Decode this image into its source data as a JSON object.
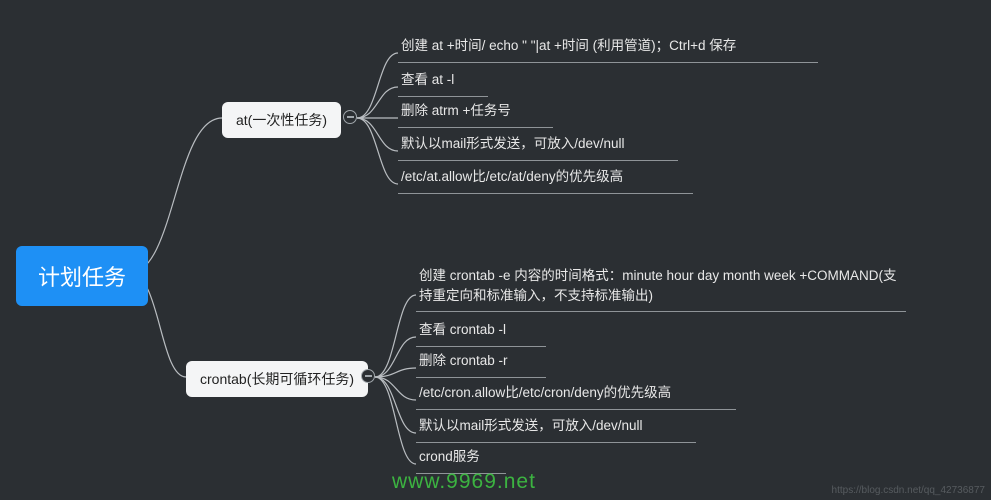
{
  "root": {
    "label": "计划任务"
  },
  "at": {
    "label": "at(一次性任务)",
    "items": [
      "创建 at +时间/ echo \" \"|at +时间 (利用管道)；Ctrl+d 保存",
      "查看 at -l",
      "删除 atrm +任务号",
      "默认以mail形式发送，可放入/dev/null",
      "/etc/at.allow比/etc/at/deny的优先级高"
    ]
  },
  "crontab": {
    "label": "crontab(长期可循环任务)",
    "items": [
      "创建 crontab -e 内容的时间格式：minute hour day month week +COMMAND(支持重定向和标准输入，不支持标准输出)",
      "查看 crontab -l",
      "删除 crontab -r",
      "/etc/cron.allow比/etc/cron/deny的优先级高",
      "默认以mail形式发送，可放入/dev/null",
      "crond服务"
    ]
  },
  "watermarks": {
    "center": "www.9969.net",
    "br": "https://blog.csdn.net/qq_42736877"
  },
  "chart_data": {
    "type": "tree",
    "root": "计划任务",
    "children": [
      {
        "label": "at(一次性任务)",
        "children": [
          "创建 at +时间/ echo \" \"|at +时间 (利用管道)；Ctrl+d 保存",
          "查看 at -l",
          "删除 atrm +任务号",
          "默认以mail形式发送，可放入/dev/null",
          "/etc/at.allow比/etc/at/deny的优先级高"
        ]
      },
      {
        "label": "crontab(长期可循环任务)",
        "children": [
          "创建 crontab -e 内容的时间格式：minute hour day month week +COMMAND(支持重定向和标准输入，不支持标准输出)",
          "查看 crontab -l",
          "删除 crontab -r",
          "/etc/cron.allow比/etc/cron/deny的优先级高",
          "默认以mail形式发送，可放入/dev/null",
          "crond服务"
        ]
      }
    ]
  }
}
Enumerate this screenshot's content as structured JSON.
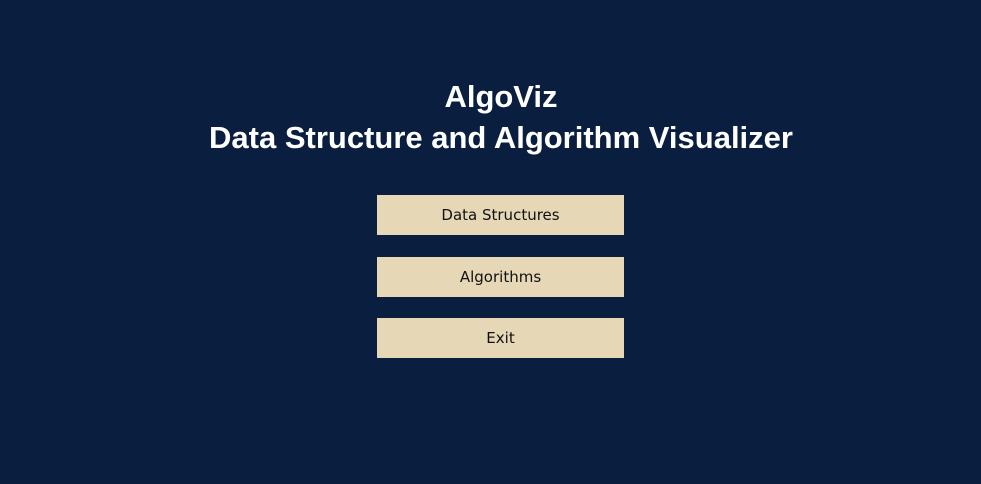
{
  "app": {
    "name": "AlgoViz",
    "subtitle": "Data Structure and Algorithm Visualizer"
  },
  "menu": {
    "data_structures_label": "Data Structures",
    "algorithms_label": "Algorithms",
    "exit_label": "Exit"
  },
  "colors": {
    "background": "#0a1f3f",
    "button": "#e6d8b6",
    "title_text": "#ffffff",
    "button_text": "#111111"
  }
}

◆ ◆ ◆ ◆ ◆

What to do - Extract all the data above exactly, excluding every picture.

Result of this task -
Decode this image into its source data as a JSON object.
{
  "root": {
    "label": "计划任务"
  },
  "at": {
    "label": "at(一次性任务)",
    "items": [
      "创建 at +时间/ echo \" \"|at +时间 (利用管道)；Ctrl+d 保存",
      "查看 at -l",
      "删除 atrm +任务号",
      "默认以mail形式发送，可放入/dev/null",
      "/etc/at.allow比/etc/at/deny的优先级高"
    ]
  },
  "crontab": {
    "label": "crontab(长期可循环任务)",
    "items": [
      "创建 crontab -e 内容的时间格式：minute hour day month week +COMMAND(支持重定向和标准输入，不支持标准输出)",
      "查看 crontab -l",
      "删除 crontab -r",
      "/etc/cron.allow比/etc/cron/deny的优先级高",
      "默认以mail形式发送，可放入/dev/null",
      "crond服务"
    ]
  },
  "watermarks": {
    "center": "www.9969.net",
    "br": "https://blog.csdn.net/qq_42736877"
  },
  "chart_data": {
    "type": "tree",
    "root": "计划任务",
    "children": [
      {
        "label": "at(一次性任务)",
        "children": [
          "创建 at +时间/ echo \" \"|at +时间 (利用管道)；Ctrl+d 保存",
          "查看 at -l",
          "删除 atrm +任务号",
          "默认以mail形式发送，可放入/dev/null",
          "/etc/at.allow比/etc/at/deny的优先级高"
        ]
      },
      {
        "label": "crontab(长期可循环任务)",
        "children": [
          "创建 crontab -e 内容的时间格式：minute hour day month week +COMMAND(支持重定向和标准输入，不支持标准输出)",
          "查看 crontab -l",
          "删除 crontab -r",
          "/etc/cron.allow比/etc/cron/deny的优先级高",
          "默认以mail形式发送，可放入/dev/null",
          "crond服务"
        ]
      }
    ]
  }
}
Enumerate this screenshot's content as structured JSON.
{
  "app": {
    "name": "AlgoViz",
    "subtitle": "Data Structure and Algorithm Visualizer"
  },
  "menu": {
    "data_structures_label": "Data Structures",
    "algorithms_label": "Algorithms",
    "exit_label": "Exit"
  },
  "colors": {
    "background": "#0a1f3f",
    "button": "#e6d8b6",
    "title_text": "#ffffff",
    "button_text": "#111111"
  }
}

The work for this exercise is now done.